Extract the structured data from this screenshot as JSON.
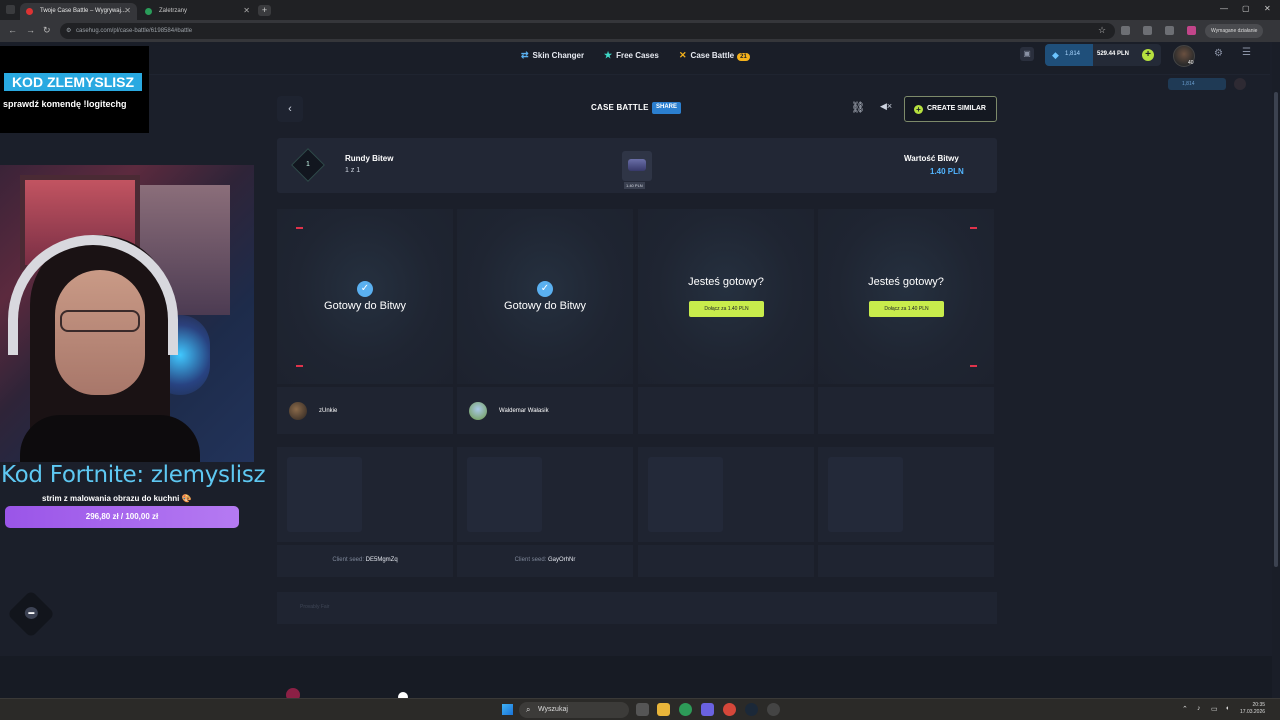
{
  "browser": {
    "tabs": [
      {
        "title": "Twoje Case Battle – Wygrywaj...",
        "active": true
      },
      {
        "title": "Zaletrzany",
        "active": false
      }
    ],
    "url": "casehug.com/pl/case-battle/6198584#battle",
    "profile_label": "Wymagane działanie"
  },
  "header": {
    "nav": [
      {
        "label": "Skin Changer",
        "icon": "swap-icon"
      },
      {
        "label": "Free Cases",
        "icon": "star-icon"
      },
      {
        "label": "Case Battle",
        "icon": "crossed-swords-icon",
        "badge": "21"
      }
    ],
    "points": "1,814",
    "balance": "529.44 PLN",
    "user_level": "40",
    "ghost_points": "1,814"
  },
  "overlay": {
    "promo_code": "KOD ZLEMYSLISZ",
    "promo_sub": "sprawdź komendę !logitechg",
    "fortnite_code": "Kod Fortnite: zlemyslisz",
    "strim_text": "strim z malowania obrazu do kuchni 🎨",
    "goal_text": "296,80 zł / 100,00 zł",
    "goal_progress": 1.0
  },
  "battle": {
    "title": "CASE BATTLE",
    "share_label": "SHARE",
    "create_similar": "CREATE SIMILAR",
    "rounds_label": "Rundy Bitew",
    "rounds_value": "1 z 1",
    "round_number": "1",
    "case_price": "1.40 PLN",
    "value_label": "Wartość Bitwy",
    "value_amount": "1.40 PLN",
    "slots": [
      {
        "state": "ready",
        "text": "Gotowy do Bitwy",
        "player": "zUnkie",
        "seed_label": "Client seed:",
        "seed": "DE5MgmZq"
      },
      {
        "state": "ready",
        "text": "Gotowy do Bitwy",
        "player": "Waldemar Wałasik",
        "seed_label": "Client seed:",
        "seed": "GayOrhNr"
      },
      {
        "state": "waiting",
        "question": "Jesteś gotowy?",
        "button": "Dołącz za 1.40 PLN"
      },
      {
        "state": "waiting",
        "question": "Jesteś gotowy?",
        "button": "Dołącz za 1.40 PLN"
      }
    ],
    "provably_fair": "Provably Fair"
  },
  "taskbar": {
    "search_placeholder": "Wyszukaj",
    "time": "20:35",
    "date": "17.03.2026"
  },
  "colors": {
    "accent_green": "#c8ec4c",
    "accent_blue": "#52b5ff",
    "ready_check": "#5ab0f0",
    "promo_blue": "#29a9e1",
    "goal_purple": "#9a55e8"
  }
}
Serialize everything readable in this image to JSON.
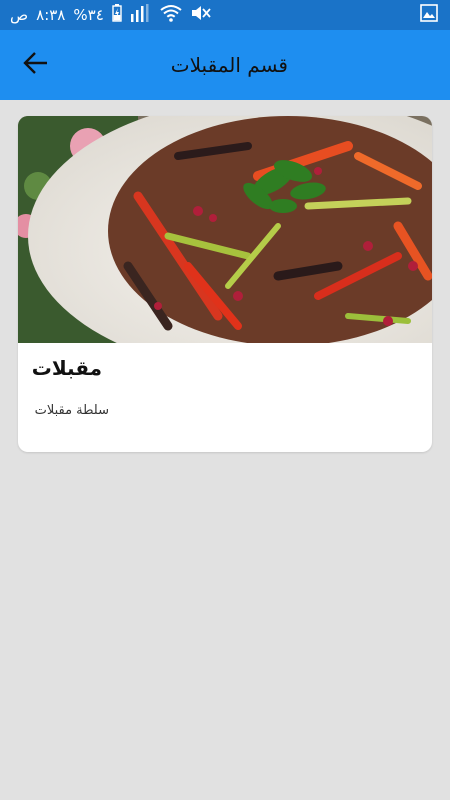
{
  "status_bar": {
    "time": "٨:٣٨",
    "am_pm": "ص",
    "battery_percent": "%٣٤",
    "icons": [
      "gallery-icon",
      "mute-icon",
      "wifi-icon",
      "signal-icon",
      "battery-charging-icon"
    ]
  },
  "app_bar": {
    "title": "قسم المقبلات",
    "back_icon": "arrow-back-icon"
  },
  "card": {
    "title": "مقبلات",
    "subtitle": "سلطة مقبلات",
    "image": "salad-photo"
  },
  "colors": {
    "status_bar": "#1a73c8",
    "app_bar": "#1e8ef0",
    "background": "#e1e1e1",
    "card": "#ffffff"
  }
}
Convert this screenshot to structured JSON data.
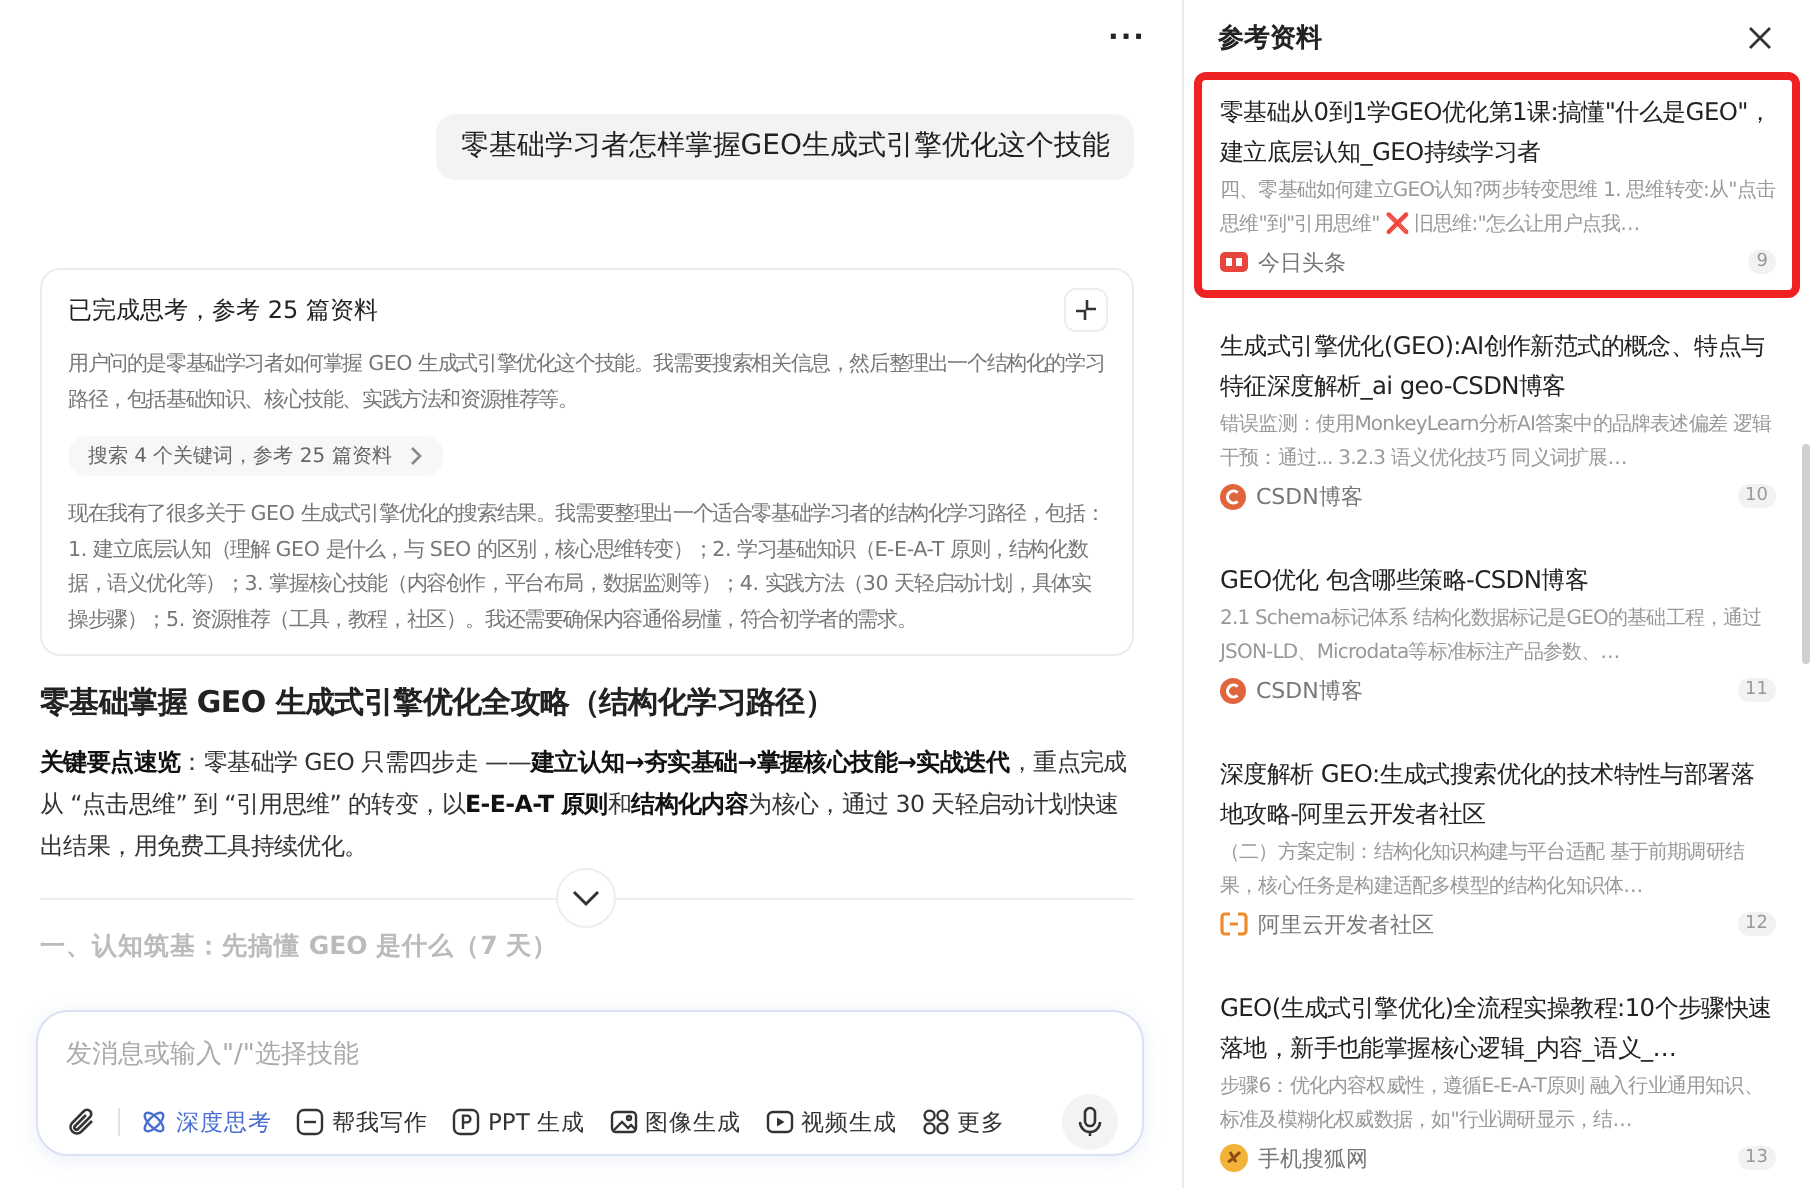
{
  "chat": {
    "menu_icon": "···",
    "user_message": "零基础学习者怎样掌握GEO生成式引擎优化这个技能",
    "thinking": {
      "title": "已完成思考，参考 25 篇资料",
      "expanded": true,
      "paragraphs": [
        "用户问的是零基础学习者如何掌握 GEO 生成式引擎优化这个技能。我需要搜索相关信息，然后整理出一个结构化的学习路径，包括基础知识、核心技能、实践方法和资源推荐等。",
        "现在我有了很多关于 GEO 生成式引擎优化的搜索结果。我需要整理出一个适合零基础学习者的结构化学习路径，包括：1. 建立底层认知（理解 GEO 是什么，与 SEO 的区别，核心思维转变）；2. 学习基础知识（E-E-A-T 原则，结构化数据，语义优化等）；3. 掌握核心技能（内容创作，平台布局，数据监测等）；4. 实践方法（30 天轻启动计划，具体实操步骤）；5. 资源推荐（工具，教程，社区）。我还需要确保内容通俗易懂，符合初学者的需求。"
      ],
      "search_chip": "搜索 4 个关键词，参考 25 篇资料"
    },
    "answer_title": "零基础掌握 GEO 生成式引擎优化全攻略（结构化学习路径）",
    "answer_paragraph": "**关键要点速览**：零基础学 GEO 只需四步走 ——**建立认知→夯实基础→掌握核心技能→实战迭代**，重点完成从 “点击思维” 到 “引用思维” 的转变，以**E-E-A-T 原则**和**结构化内容**为核心，通过 30 天轻启动计划快速出结果，用免费工具持续优化。",
    "next_section": "一、认知筑基：先搞懂 GEO 是什么（7 天）",
    "input": {
      "placeholder": "发消息或输入\"/\"选择技能",
      "tools": [
        {
          "kind": "thinking",
          "label": "深度思考",
          "selected": true
        },
        {
          "kind": "writing",
          "label": "帮我写作",
          "selected": false
        },
        {
          "kind": "ppt",
          "label": "PPT 生成",
          "selected": false
        },
        {
          "kind": "image",
          "label": "图像生成",
          "selected": false
        },
        {
          "kind": "video",
          "label": "视频生成",
          "selected": false
        },
        {
          "kind": "more",
          "label": "更多",
          "selected": false
        }
      ]
    }
  },
  "references": {
    "title": "参考资料",
    "items": [
      {
        "title": "零基础从0到1学GEO优化第1课:搞懂\"什么是GEO\"，建立底层认知_GEO持续学习者",
        "snippet": "四、零基础如何建立GEO认知?两步转变思维 1. 思维转变:从\"点击思维\"到\"引用思维\" ❌ 旧思维:\"怎么让用户点我…",
        "source": "今日头条",
        "kind": "toutiao",
        "number": "9",
        "highlighted": true
      },
      {
        "title": "生成式引擎优化(GEO):AI创作新范式的概念、特点与特征深度解析_ai geo-CSDN博客",
        "snippet": "错误监测：使用MonkeyLearn分析AI答案中的品牌表述偏差 逻辑干预：通过... 3.2.3 语义优化技巧 同义词扩展…",
        "source": "CSDN博客",
        "kind": "csdn",
        "number": "10",
        "highlighted": false
      },
      {
        "title": "GEO优化 包含哪些策略-CSDN博客",
        "snippet": "2.1 Schema标记体系 结构化数据标记是GEO的基础工程，通过JSON-LD、Microdata等标准标注产品参数、…",
        "source": "CSDN博客",
        "kind": "csdn",
        "number": "11",
        "highlighted": false
      },
      {
        "title": "深度解析 GEO:生成式搜索优化的技术特性与部署落地攻略-阿里云开发者社区",
        "snippet": "（二）方案定制：结构化知识构建与平台适配 基于前期调研结果，核心任务是构建适配多模型的结构化知识体…",
        "source": "阿里云开发者社区",
        "kind": "aliyun",
        "number": "12",
        "highlighted": false
      },
      {
        "title": "GEO(生成式引擎优化)全流程实操教程:10个步骤快速落地，新手也能掌握核心逻辑_内容_语义_…",
        "snippet": "步骤6：优化内容权威性，遵循E-E-A-T原则 融入行业通用知识、标准及模糊化权威数据，如\"行业调研显示，结…",
        "source": "手机搜狐网",
        "kind": "sohu",
        "number": "13",
        "highlighted": false
      }
    ]
  }
}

----------------------------------------

*Challenge*. Transcribe the records above exactly, omitting every picture they contain.

*Response to this exercise*.
Extract the structured data from this screenshot as JSON.
{
  "browser": {
    "tabs": [
      {
        "title": "Twoje Case Battle – Wygrywaj...",
        "active": true
      },
      {
        "title": "Zaletrzany",
        "active": false
      }
    ],
    "url": "casehug.com/pl/case-battle/6198584#battle",
    "profile_label": "Wymagane działanie"
  },
  "header": {
    "nav": [
      {
        "label": "Skin Changer",
        "icon": "swap-icon"
      },
      {
        "label": "Free Cases",
        "icon": "star-icon"
      },
      {
        "label": "Case Battle",
        "icon": "crossed-swords-icon",
        "badge": "21"
      }
    ],
    "points": "1,814",
    "balance": "529.44 PLN",
    "user_level": "40",
    "ghost_points": "1,814"
  },
  "overlay": {
    "promo_code": "KOD ZLEMYSLISZ",
    "promo_sub": "sprawdź komendę !logitechg",
    "fortnite_code": "Kod Fortnite: zlemyslisz",
    "strim_text": "strim z malowania obrazu do kuchni 🎨",
    "goal_text": "296,80 zł / 100,00 zł",
    "goal_progress": 1.0
  },
  "battle": {
    "title": "CASE BATTLE",
    "share_label": "SHARE",
    "create_similar": "CREATE SIMILAR",
    "rounds_label": "Rundy Bitew",
    "rounds_value": "1 z 1",
    "round_number": "1",
    "case_price": "1.40 PLN",
    "value_label": "Wartość Bitwy",
    "value_amount": "1.40 PLN",
    "slots": [
      {
        "state": "ready",
        "text": "Gotowy do Bitwy",
        "player": "zUnkie",
        "seed_label": "Client seed:",
        "seed": "DE5MgmZq"
      },
      {
        "state": "ready",
        "text": "Gotowy do Bitwy",
        "player": "Waldemar Wałasik",
        "seed_label": "Client seed:",
        "seed": "GayOrhNr"
      },
      {
        "state": "waiting",
        "question": "Jesteś gotowy?",
        "button": "Dołącz za 1.40 PLN"
      },
      {
        "state": "waiting",
        "question": "Jesteś gotowy?",
        "button": "Dołącz za 1.40 PLN"
      }
    ],
    "provably_fair": "Provably Fair"
  },
  "taskbar": {
    "search_placeholder": "Wyszukaj",
    "time": "20:35",
    "date": "17.03.2026"
  },
  "colors": {
    "accent_green": "#c8ec4c",
    "accent_blue": "#52b5ff",
    "ready_check": "#5ab0f0",
    "promo_blue": "#29a9e1",
    "goal_purple": "#9a55e8"
  }
}
Serialize everything readable in this image to JSON.
{
  "status_bar": {
    "time": "٨:٣٨",
    "am_pm": "ص",
    "battery_percent": "%٣٤",
    "icons": [
      "gallery-icon",
      "mute-icon",
      "wifi-icon",
      "signal-icon",
      "battery-charging-icon"
    ]
  },
  "app_bar": {
    "title": "قسم المقبلات",
    "back_icon": "arrow-back-icon"
  },
  "card": {
    "title": "مقبلات",
    "subtitle": "سلطة مقبلات",
    "image": "salad-photo"
  },
  "colors": {
    "status_bar": "#1a73c8",
    "app_bar": "#1e8ef0",
    "background": "#e1e1e1",
    "card": "#ffffff"
  }
}
Convert this screenshot to structured JSON data.
{
  "chat": {
    "menu_icon": "···",
    "user_message": "零基础学习者怎样掌握GEO生成式引擎优化这个技能",
    "thinking": {
      "title": "已完成思考，参考 25 篇资料",
      "expanded": true,
      "paragraphs": [
        "用户问的是零基础学习者如何掌握 GEO 生成式引擎优化这个技能。我需要搜索相关信息，然后整理出一个结构化的学习路径，包括基础知识、核心技能、实践方法和资源推荐等。",
        "现在我有了很多关于 GEO 生成式引擎优化的搜索结果。我需要整理出一个适合零基础学习者的结构化学习路径，包括：1. 建立底层认知（理解 GEO 是什么，与 SEO 的区别，核心思维转变）；2. 学习基础知识（E-E-A-T 原则，结构化数据，语义优化等）；3. 掌握核心技能（内容创作，平台布局，数据监测等）；4. 实践方法（30 天轻启动计划，具体实操步骤）；5. 资源推荐（工具，教程，社区）。我还需要确保内容通俗易懂，符合初学者的需求。"
      ],
      "search_chip": "搜索 4 个关键词，参考 25 篇资料"
    },
    "answer_title": "零基础掌握 GEO 生成式引擎优化全攻略（结构化学习路径）",
    "answer_paragraph": "**关键要点速览**：零基础学 GEO 只需四步走 ——**建立认知→夯实基础→掌握核心技能→实战迭代**，重点完成从 “点击思维” 到 “引用思维” 的转变，以**E-E-A-T 原则**和**结构化内容**为核心，通过 30 天轻启动计划快速出结果，用免费工具持续优化。",
    "next_section": "一、认知筑基：先搞懂 GEO 是什么（7 天）",
    "input": {
      "placeholder": "发消息或输入\"/\"选择技能",
      "tools": [
        {
          "kind": "thinking",
          "label": "深度思考",
          "selected": true
        },
        {
          "kind": "writing",
          "label": "帮我写作",
          "selected": false
        },
        {
          "kind": "ppt",
          "label": "PPT 生成",
          "selected": false
        },
        {
          "kind": "image",
          "label": "图像生成",
          "selected": false
        },
        {
          "kind": "video",
          "label": "视频生成",
          "selected": false
        },
        {
          "kind": "more",
          "label": "更多",
          "selected": false
        }
      ]
    }
  },
  "references": {
    "title": "参考资料",
    "items": [
      {
        "title": "零基础从0到1学GEO优化第1课:搞懂\"什么是GEO\"，建立底层认知_GEO持续学习者",
        "snippet": "四、零基础如何建立GEO认知?两步转变思维 1. 思维转变:从\"点击思维\"到\"引用思维\" ❌ 旧思维:\"怎么让用户点我…",
        "source": "今日头条",
        "kind": "toutiao",
        "number": "9",
        "highlighted": true
      },
      {
        "title": "生成式引擎优化(GEO):AI创作新范式的概念、特点与特征深度解析_ai geo-CSDN博客",
        "snippet": "错误监测：使用MonkeyLearn分析AI答案中的品牌表述偏差 逻辑干预：通过... 3.2.3 语义优化技巧 同义词扩展…",
        "source": "CSDN博客",
        "kind": "csdn",
        "number": "10",
        "highlighted": false
      },
      {
        "title": "GEO优化 包含哪些策略-CSDN博客",
        "snippet": "2.1 Schema标记体系 结构化数据标记是GEO的基础工程，通过JSON-LD、Microdata等标准标注产品参数、…",
        "source": "CSDN博客",
        "kind": "csdn",
        "number": "11",
        "highlighted": false
      },
      {
        "title": "深度解析 GEO:生成式搜索优化的技术特性与部署落地攻略-阿里云开发者社区",
        "snippet": "（二）方案定制：结构化知识构建与平台适配 基于前期调研结果，核心任务是构建适配多模型的结构化知识体…",
        "source": "阿里云开发者社区",
        "kind": "aliyun",
        "number": "12",
        "highlighted": false
      },
      {
        "title": "GEO(生成式引擎优化)全流程实操教程:10个步骤快速落地，新手也能掌握核心逻辑_内容_语义_…",
        "snippet": "步骤6：优化内容权威性，遵循E-E-A-T原则 融入行业通用知识、标准及模糊化权威数据，如\"行业调研显示，结…",
        "source": "手机搜狐网",
        "kind": "sohu",
        "number": "13",
        "highlighted": false
      }
    ]
  }
}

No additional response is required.